• **Your instructions**
Read the data and repeat it in full, exactly.
Start Records for processing
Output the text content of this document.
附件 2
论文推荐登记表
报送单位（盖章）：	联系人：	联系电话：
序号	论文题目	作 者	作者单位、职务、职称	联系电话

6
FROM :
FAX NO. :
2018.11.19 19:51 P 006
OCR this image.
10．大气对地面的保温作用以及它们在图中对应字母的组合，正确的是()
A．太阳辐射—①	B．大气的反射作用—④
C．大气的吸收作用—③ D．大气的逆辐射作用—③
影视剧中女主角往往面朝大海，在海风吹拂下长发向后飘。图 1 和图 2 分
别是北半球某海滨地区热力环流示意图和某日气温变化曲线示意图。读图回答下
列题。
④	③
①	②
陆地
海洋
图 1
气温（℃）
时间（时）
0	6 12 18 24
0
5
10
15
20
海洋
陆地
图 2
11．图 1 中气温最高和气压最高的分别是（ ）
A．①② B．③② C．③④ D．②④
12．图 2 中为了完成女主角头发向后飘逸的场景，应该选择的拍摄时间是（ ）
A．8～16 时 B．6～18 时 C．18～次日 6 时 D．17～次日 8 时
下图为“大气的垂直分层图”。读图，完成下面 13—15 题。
End Records for processing
• **Result below**
Output the text content of this document.
附件 2
论文推荐登记表
报送单位（盖章）：	联系人：	联系电话：
序号	论文题目	作 者	作者单位、职务、职称	联系电话

6
FROM :
FAX NO. :
2018.11.19 19:51 P 006
OCR this image.
10．大气对地面的保温作用以及它们在图中对应字母的组合，正确的是()
A．太阳辐射—①	B．大气的反射作用—④
C．大气的吸收作用—③ D．大气的逆辐射作用—③
影视剧中女主角往往面朝大海，在海风吹拂下长发向后飘。图 1 和图 2 分
别是北半球某海滨地区热力环流示意图和某日气温变化曲线示意图。读图回答下
列题。
④	③
①	②
陆地
海洋
图 1
气温（℃）
时间（时）
0	6 12 18 24
0
5
10
15
20
海洋
陆地
图 2
11．图 1 中气温最高和气压最高的分别是（ ）
A．①② B．③② C．③④ D．②④
12．图 2 中为了完成女主角头发向后飘逸的场景，应该选择的拍摄时间是（ ）
A．8～16 时 B．6～18 时 C．18～次日 6 时 D．17～次日 8 时
下图为“大气的垂直分层图”。读图，完成下面 13—15 题。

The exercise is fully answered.